▶ **EXTRACTED MATERIAL**
— begin —

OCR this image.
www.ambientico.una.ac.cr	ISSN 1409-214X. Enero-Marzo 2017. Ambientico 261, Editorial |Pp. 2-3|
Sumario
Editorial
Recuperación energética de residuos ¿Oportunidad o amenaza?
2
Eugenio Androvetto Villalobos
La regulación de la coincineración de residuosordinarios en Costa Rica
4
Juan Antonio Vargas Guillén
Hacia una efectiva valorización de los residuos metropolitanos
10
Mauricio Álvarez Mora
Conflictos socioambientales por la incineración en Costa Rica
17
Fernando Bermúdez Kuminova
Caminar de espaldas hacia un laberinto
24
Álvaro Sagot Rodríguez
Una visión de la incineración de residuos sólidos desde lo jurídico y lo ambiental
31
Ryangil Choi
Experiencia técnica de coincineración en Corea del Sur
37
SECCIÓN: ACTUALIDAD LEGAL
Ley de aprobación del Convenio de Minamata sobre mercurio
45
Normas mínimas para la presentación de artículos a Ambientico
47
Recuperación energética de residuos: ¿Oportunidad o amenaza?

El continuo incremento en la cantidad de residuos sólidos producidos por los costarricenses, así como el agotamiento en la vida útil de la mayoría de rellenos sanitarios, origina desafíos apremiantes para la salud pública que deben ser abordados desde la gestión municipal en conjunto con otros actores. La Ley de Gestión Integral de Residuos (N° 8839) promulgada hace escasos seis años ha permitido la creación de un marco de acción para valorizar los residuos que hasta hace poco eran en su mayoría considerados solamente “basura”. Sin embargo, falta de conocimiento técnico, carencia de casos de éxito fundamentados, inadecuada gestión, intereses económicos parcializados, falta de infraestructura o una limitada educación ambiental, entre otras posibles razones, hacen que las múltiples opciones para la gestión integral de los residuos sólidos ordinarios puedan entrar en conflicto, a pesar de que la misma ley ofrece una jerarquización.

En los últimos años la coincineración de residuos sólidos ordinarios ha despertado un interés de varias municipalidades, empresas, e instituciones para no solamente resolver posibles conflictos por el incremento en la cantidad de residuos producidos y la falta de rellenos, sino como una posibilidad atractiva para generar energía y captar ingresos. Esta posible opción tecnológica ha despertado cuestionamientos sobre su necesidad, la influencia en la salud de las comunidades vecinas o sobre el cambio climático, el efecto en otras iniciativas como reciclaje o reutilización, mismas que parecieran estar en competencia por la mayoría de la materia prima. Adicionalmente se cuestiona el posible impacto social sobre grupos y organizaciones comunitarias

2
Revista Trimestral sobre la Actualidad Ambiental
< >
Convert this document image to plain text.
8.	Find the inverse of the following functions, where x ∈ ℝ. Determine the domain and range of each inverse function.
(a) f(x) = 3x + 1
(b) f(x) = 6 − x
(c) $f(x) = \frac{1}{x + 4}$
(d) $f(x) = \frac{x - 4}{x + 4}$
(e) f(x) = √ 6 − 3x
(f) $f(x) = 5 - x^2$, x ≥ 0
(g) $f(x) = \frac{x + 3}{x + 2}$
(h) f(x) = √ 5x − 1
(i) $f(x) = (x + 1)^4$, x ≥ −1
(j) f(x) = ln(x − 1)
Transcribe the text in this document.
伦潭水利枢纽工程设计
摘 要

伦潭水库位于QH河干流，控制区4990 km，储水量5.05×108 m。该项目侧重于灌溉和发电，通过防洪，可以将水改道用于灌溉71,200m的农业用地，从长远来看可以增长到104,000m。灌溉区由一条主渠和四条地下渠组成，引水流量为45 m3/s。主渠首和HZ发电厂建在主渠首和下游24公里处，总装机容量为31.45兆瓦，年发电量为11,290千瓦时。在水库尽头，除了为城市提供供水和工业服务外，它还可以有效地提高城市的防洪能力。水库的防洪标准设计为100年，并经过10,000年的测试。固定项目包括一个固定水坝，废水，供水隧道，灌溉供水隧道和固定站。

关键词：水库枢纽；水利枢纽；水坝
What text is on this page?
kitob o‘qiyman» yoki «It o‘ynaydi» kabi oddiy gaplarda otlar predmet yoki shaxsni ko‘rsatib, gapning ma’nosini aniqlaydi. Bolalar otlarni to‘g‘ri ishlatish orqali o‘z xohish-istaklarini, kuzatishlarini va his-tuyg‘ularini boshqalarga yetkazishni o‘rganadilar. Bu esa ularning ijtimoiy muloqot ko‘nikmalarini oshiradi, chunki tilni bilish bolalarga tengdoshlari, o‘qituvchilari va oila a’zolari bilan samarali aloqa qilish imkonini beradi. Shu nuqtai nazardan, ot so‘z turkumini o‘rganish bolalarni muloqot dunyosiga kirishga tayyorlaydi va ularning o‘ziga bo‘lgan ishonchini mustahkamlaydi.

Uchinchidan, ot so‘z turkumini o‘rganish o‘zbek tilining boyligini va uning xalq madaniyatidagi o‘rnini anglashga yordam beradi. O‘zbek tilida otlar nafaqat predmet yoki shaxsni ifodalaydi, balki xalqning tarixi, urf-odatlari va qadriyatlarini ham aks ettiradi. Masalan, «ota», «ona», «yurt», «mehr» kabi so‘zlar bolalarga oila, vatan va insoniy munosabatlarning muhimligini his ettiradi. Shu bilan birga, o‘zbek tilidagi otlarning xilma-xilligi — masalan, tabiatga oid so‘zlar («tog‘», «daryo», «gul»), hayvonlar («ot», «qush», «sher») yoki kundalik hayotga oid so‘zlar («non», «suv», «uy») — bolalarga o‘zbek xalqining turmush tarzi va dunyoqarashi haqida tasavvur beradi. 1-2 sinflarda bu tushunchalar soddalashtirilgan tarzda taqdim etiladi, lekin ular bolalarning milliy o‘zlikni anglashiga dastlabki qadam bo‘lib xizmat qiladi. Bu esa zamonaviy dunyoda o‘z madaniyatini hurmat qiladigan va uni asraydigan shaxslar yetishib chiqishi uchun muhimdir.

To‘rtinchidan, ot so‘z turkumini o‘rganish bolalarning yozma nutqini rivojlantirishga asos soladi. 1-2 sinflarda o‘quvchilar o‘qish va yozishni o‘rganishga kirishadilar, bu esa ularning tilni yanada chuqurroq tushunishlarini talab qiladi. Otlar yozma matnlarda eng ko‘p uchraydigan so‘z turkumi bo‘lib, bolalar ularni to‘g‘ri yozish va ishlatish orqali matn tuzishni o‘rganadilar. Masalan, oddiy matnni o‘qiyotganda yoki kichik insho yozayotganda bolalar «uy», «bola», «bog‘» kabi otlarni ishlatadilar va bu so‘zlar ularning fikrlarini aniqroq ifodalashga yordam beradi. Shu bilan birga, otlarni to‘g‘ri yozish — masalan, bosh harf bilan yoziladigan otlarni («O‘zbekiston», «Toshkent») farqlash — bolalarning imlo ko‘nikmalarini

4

— end —

▶ **BRIEF**
Scan the material line by line and report each one that contains "image".

▶ **SOLVED EXERCISE**
OCR this image.
Convert this document image to plain text.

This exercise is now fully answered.